*AIM*
Look through the lines below and extract any with the word "each".

*RAW RECORDS*
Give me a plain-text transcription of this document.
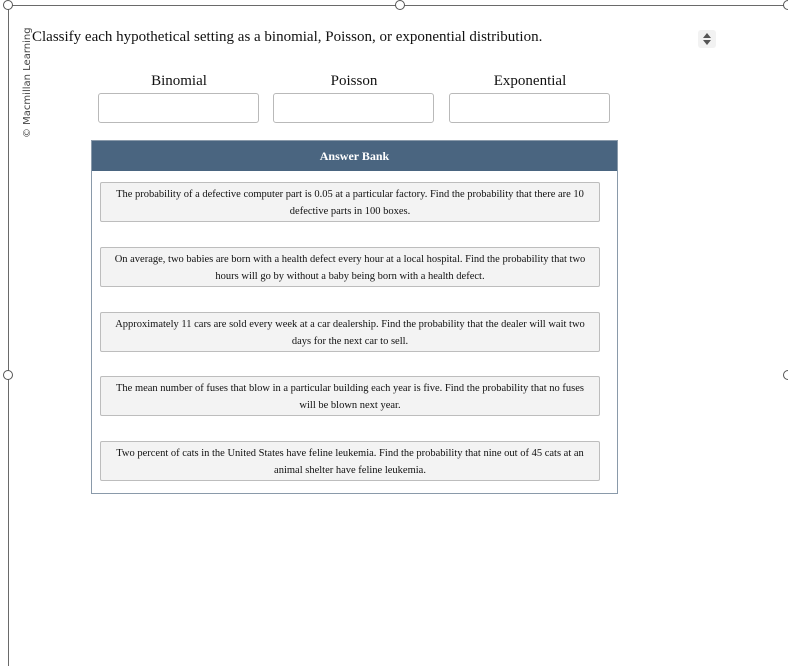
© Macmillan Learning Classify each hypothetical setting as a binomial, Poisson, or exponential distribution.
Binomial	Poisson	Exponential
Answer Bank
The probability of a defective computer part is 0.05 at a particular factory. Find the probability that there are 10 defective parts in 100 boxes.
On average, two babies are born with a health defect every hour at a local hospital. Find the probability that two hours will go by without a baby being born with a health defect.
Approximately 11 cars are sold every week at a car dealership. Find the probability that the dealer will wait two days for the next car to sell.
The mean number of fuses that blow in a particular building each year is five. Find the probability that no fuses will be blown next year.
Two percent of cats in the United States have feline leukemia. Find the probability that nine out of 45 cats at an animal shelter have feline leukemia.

...

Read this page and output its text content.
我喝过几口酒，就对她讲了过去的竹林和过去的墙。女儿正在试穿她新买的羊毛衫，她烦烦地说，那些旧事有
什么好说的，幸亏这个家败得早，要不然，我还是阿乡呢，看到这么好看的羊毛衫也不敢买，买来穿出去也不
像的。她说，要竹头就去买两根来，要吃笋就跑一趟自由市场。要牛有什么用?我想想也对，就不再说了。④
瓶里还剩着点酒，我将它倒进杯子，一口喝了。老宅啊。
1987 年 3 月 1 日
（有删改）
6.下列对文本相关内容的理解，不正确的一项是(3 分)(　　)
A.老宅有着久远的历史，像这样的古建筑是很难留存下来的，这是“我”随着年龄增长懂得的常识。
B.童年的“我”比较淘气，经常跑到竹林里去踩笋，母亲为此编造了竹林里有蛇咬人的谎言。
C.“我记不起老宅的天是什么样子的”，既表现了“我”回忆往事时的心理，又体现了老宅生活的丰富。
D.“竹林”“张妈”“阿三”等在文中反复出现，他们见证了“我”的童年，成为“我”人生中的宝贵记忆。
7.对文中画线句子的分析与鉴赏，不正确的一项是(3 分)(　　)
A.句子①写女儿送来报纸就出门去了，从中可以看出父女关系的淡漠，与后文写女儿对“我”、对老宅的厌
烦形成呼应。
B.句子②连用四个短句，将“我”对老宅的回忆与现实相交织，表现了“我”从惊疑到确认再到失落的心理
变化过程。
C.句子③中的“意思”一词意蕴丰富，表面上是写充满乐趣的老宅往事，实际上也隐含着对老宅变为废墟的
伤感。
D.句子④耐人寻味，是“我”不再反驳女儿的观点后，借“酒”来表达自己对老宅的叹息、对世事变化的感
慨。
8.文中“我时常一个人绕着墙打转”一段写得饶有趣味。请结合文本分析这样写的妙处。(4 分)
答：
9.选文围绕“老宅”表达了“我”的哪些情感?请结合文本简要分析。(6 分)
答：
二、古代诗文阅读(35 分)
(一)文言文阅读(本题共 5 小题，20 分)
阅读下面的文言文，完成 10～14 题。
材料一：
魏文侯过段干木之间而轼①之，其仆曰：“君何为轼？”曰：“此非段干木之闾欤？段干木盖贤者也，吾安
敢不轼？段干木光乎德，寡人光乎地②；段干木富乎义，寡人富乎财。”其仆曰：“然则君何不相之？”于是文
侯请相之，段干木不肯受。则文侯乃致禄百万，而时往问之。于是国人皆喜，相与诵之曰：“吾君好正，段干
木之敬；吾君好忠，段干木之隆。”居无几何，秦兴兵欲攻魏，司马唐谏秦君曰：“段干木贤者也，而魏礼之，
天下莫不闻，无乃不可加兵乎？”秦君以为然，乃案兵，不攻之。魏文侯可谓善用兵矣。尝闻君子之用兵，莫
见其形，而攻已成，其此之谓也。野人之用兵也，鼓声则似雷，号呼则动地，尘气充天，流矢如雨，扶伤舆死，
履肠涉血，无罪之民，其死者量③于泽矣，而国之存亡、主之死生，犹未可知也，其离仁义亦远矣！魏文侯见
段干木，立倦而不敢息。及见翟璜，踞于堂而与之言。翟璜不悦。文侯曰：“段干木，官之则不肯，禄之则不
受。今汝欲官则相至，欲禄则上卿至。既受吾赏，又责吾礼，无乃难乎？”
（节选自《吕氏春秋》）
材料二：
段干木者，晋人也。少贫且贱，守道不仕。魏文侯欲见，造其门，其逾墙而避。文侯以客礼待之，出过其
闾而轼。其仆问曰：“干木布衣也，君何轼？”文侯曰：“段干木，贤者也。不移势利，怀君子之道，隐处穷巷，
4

*EXERCISE SOLUTION*
© Macmillan Learning Classify each hypothetical setting as a binomial, Poisson, or exponential distribution.
The mean number of fuses that blow in a particular building each year is five. Find the probability that no fuses will be blown next year.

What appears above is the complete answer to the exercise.